**Study text:**
At what point does the next dollar I spend stop producing jobs at a price that makes sense?

That’s your ceiling. Everything below it is the right budget. Everything above it is overhead you’re funding for your agency.


How to Know If Your Budget Is Right or Wrong (Right Now)

Run through this quick diagnostic:

1. Do you know your cost per booked job — by channel — for last month? If no: fix the measurement before changing the spend.

2. Is your phone answer rate above 85%? If no: you’re losing 15%+ of every marketing dollar before it has a chance to work.

3. Is your booking rate above 55% of answered calls? If no: your CSR process is costing you more than your marketing budget.

4. Are any channels producing jobs above 15% of your average ticket? If yes: those channels need to be fixed or cut.

5. Are you getting a monthly report that shows cost per booked job by channel? If no: ask for it. If your agency can’t provide it, that tells you something.

If you answered no to 3 or more of these, your marketing budget problem isn’t how much you’re spending. It’s that you don’t have visibility into where it’s going.


Frequently Asked Questions

What’s the average marketing budget for an HVAC company? According to industry benchmarks, HVAC companies typically invest 7–10% of revenue on marketing, with 60–70% going toward digital channels. For a $2M company, that’s roughly $11,000–$16,000/month. However, the right number depends on your average ticket, close rate, and cost-per-job threshold — not a fixed percentage.

Should HVAC companies use a percentage of revenue for marketing budgets? It’s a useful starting point but not precise enough to optimize against. Two companies at $2M revenue can have completely different optimal budgets if one has a $500 average ticket and the other has a $4,000 average ticket. Use cost per booked job as your primary benchmark, not percentage of revenue.

What’s a good cost per booked job for HVAC? For service and repair work (average ticket $250–$600): aim for $180–$320 per booked job. For replacement work (average ticket $5,000–$12,000): $400–$800 per booked job is reasonable. The target is 8–12% of your average ticket, regardless of job type.

How do I know if my Google Ads budget is right for my HVAC company? You need three numbers: cost per click, conversion rate (calls per click), and booking rate (jobs per call). Multiply through to find cost per booked job. If that number is above 12% of your average ticket, something in the chain needs fixing — the ads, the landing page, or the phone handling. Note that average HVAC CPCs hit $32.77 in 2025, so efficiency matters more than ever.

**Your tasks:**
[1] List the four questions answered under "Frequently Asked Questions" in the HVAC marketing budget text.
[2] Continue the HVAC marketing budget text from its final sentence.

**Given records:**
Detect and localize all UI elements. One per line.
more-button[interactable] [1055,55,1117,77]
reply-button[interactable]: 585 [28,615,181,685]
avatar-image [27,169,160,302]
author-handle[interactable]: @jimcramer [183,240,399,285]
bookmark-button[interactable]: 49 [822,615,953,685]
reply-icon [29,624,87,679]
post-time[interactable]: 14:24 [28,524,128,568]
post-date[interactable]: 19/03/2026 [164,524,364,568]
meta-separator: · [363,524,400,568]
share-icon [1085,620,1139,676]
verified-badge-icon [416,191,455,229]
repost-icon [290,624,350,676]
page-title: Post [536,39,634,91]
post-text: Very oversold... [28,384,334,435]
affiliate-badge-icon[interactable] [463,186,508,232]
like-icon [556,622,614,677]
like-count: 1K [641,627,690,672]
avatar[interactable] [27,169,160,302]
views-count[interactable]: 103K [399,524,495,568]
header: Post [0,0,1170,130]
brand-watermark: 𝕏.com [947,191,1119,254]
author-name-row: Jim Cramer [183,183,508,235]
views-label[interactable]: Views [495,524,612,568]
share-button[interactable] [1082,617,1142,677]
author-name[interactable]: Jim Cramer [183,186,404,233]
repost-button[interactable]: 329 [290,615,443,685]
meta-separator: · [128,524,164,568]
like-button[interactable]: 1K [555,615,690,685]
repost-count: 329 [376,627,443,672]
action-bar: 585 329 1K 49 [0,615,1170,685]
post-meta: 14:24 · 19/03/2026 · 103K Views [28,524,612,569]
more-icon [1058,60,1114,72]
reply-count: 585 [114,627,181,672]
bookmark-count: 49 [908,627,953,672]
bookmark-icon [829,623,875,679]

**Your responses:**
[1]
1. What's the average marketing budget for an HVAC company?
2. Should HVAC companies use a percentage of revenue for marketing budgets?
3. What's a good cost per booked job for HVAC?
4. How do I know if my Google Ads budget is right for my HVAC company?

[2]
Is it worth spending more on marketing to grow my HVAC company? Only if you have the phone capacity and technician availability to handle the additional call volume. More spend into a broken phone process produces expensive, low-quality results. Fix the conversion system first, then scale spend.

How much do top HVAC companies spend on Google LSAs? LSA spend varies by market, but most HVAC companies find LSAs deliver the best cost per call of any paid channel — typically $25–$55/call in most US markets. Top performers allocate 30–50% of their paid media budget to LSAs before investing heavily in traditional Google Ads.


What to Do This Week

If you’re running an HVAC company between $1M–$5M and you’re not sure your marketing budget is right:

  1. Pull last month’s numbers: Total marketing spend, total calls received (from all sources), total jobs booked. Calculate cost per booked job.

  2. Ask your agency for a channel breakdown: Cost per call by source. If they can’t provide it, that’s important information.

  3. Check your phone answer rate: Most phone systems or call tracking tools can pull this. If you don’t have call tracking, that’s the first thing to add.

  4. Use our free Marketing Cost Calculator to benchmark your numbers against HVAC industry data — it takes about 4 minutes and shows where you rank against the top 25%.

The companies that know their numbers make better decisions. Not more dramatic decisions — better ones. Usually that means small shifts that compound over 12 months into six figures of recovered revenue.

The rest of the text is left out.